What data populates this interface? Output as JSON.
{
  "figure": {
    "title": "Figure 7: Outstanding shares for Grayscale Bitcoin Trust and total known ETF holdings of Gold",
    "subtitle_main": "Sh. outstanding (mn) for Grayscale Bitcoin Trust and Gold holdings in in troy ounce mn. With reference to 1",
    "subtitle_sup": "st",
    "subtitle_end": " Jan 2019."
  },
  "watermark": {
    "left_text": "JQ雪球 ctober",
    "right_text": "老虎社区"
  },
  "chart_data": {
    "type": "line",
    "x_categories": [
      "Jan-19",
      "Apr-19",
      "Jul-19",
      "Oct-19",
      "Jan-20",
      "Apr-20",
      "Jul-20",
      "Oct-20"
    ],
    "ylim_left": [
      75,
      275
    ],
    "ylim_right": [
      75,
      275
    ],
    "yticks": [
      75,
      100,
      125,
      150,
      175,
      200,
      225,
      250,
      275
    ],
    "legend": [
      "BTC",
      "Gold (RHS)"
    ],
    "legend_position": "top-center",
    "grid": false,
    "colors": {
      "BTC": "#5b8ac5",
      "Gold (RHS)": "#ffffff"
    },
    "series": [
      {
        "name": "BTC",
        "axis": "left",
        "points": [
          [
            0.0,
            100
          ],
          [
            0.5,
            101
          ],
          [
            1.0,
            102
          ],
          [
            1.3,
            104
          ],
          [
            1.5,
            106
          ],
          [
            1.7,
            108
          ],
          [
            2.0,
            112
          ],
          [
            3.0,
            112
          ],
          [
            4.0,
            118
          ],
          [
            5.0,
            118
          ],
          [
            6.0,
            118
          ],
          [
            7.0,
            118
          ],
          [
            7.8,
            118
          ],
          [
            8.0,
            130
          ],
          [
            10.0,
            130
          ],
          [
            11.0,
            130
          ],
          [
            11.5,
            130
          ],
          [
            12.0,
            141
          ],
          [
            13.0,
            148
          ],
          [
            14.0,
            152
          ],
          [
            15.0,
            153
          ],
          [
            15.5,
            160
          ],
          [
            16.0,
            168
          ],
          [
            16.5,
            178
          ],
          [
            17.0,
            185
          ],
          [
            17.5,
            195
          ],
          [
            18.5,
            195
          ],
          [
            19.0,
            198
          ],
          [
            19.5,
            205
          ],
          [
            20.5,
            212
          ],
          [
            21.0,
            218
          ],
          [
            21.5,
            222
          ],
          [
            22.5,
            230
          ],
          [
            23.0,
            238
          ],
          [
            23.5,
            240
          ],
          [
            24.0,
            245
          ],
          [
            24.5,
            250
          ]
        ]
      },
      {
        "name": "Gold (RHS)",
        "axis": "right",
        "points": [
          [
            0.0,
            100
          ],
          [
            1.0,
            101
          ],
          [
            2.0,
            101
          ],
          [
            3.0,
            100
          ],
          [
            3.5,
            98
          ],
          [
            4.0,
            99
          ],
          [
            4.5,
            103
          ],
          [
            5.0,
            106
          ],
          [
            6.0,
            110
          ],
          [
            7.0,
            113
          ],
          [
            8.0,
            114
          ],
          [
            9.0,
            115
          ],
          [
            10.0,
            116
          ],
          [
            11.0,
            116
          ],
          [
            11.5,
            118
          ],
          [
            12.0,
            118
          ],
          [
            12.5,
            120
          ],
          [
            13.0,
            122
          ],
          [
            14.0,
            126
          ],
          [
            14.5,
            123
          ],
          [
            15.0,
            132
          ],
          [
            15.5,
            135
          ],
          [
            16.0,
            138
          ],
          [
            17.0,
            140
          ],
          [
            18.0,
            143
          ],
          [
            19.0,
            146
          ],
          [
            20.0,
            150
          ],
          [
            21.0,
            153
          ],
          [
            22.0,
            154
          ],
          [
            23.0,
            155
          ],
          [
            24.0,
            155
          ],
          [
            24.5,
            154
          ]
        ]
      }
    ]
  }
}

* Exercise
Each line above must be reproduced exactly as it stands.

* Answer below
What data populates this interface? Output as JSON.
{
  "figure": {
    "title": "Figure 7: Outstanding shares for Grayscale Bitcoin Trust and total known ETF holdings of Gold",
    "subtitle_main": "Sh. outstanding (mn) for Grayscale Bitcoin Trust and Gold holdings in in troy ounce mn. With reference to 1",
    "subtitle_sup": "st",
    "subtitle_end": " Jan 2019."
  },
  "watermark": {
    "left_text": "JQ雪球 ctober",
    "right_text": "老虎社区"
  },
  "chart_data": {
    "type": "line",
    "x_categories": [
      "Jan-19",
      "Apr-19",
      "Jul-19",
      "Oct-19",
      "Jan-20",
      "Apr-20",
      "Jul-20",
      "Oct-20"
    ],
    "ylim_left": [
      75,
      275
    ],
    "ylim_right": [
      75,
      275
    ],
    "yticks": [
      75,
      100,
      125,
      150,
      175,
      200,
      225,
      250,
      275
    ],
    "legend": [
      "BTC",
      "Gold (RHS)"
    ],
    "legend_position": "top-center",
    "grid": false,
    "colors": {
      "BTC": "#5b8ac5",
      "Gold (RHS)": "#ffffff"
    },
    "series": [
      {
        "name": "BTC",
        "axis": "left",
        "points": [
          [
            0.0,
            100
          ],
          [
            0.5,
            101
          ],
          [
            1.0,
            102
          ],
          [
            1.3,
            104
          ],
          [
            1.5,
            106
          ],
          [
            1.7,
            108
          ],
          [
            2.0,
            112
          ],
          [
            3.0,
            112
          ],
          [
            4.0,
            118
          ],
          [
            5.0,
            118
          ],
          [
            6.0,
            118
          ],
          [
            7.0,
            118
          ],
          [
            7.8,
            118
          ],
          [
            8.0,
            130
          ],
          [
            10.0,
            130
          ],
          [
            11.0,
            130
          ],
          [
            11.5,
            130
          ],
          [
            12.0,
            141
          ],
          [
            13.0,
            148
          ],
          [
            14.0,
            152
          ],
          [
            15.0,
            153
          ],
          [
            15.5,
            160
          ],
          [
            16.0,
            168
          ],
          [
            16.5,
            178
          ],
          [
            17.0,
            185
          ],
          [
            17.5,
            195
          ],
          [
            18.5,
            195
          ],
          [
            19.0,
            198
          ],
          [
            19.5,
            205
          ],
          [
            20.5,
            212
          ],
          [
            21.0,
            218
          ],
          [
            21.5,
            222
          ],
          [
            22.5,
            230
          ],
          [
            23.0,
            238
          ],
          [
            23.5,
            240
          ],
          [
            24.0,
            245
          ],
          [
            24.5,
            250
          ]
        ]
      },
      {
        "name": "Gold (RHS)",
        "axis": "right",
        "points": [
          [
            0.0,
            100
          ],
          [
            1.0,
            101
          ],
          [
            2.0,
            101
          ],
          [
            3.0,
            100
          ],
          [
            3.5,
            98
          ],
          [
            4.0,
            99
          ],
          [
            4.5,
            103
          ],
          [
            5.0,
            106
          ],
          [
            6.0,
            110
          ],
          [
            7.0,
            113
          ],
          [
            8.0,
            114
          ],
          [
            9.0,
            115
          ],
          [
            10.0,
            116
          ],
          [
            11.0,
            116
          ],
          [
            11.5,
            118
          ],
          [
            12.0,
            118
          ],
          [
            12.5,
            120
          ],
          [
            13.0,
            122
          ],
          [
            14.0,
            126
          ],
          [
            14.5,
            123
          ],
          [
            15.0,
            132
          ],
          [
            15.5,
            135
          ],
          [
            16.0,
            138
          ],
          [
            17.0,
            140
          ],
          [
            18.0,
            143
          ],
          [
            19.0,
            146
          ],
          [
            20.0,
            150
          ],
          [
            21.0,
            153
          ],
          [
            22.0,
            154
          ],
          [
            23.0,
            155
          ],
          [
            24.0,
            155
          ],
          [
            24.5,
            154
          ]
        ]
      }
    ]
  }
}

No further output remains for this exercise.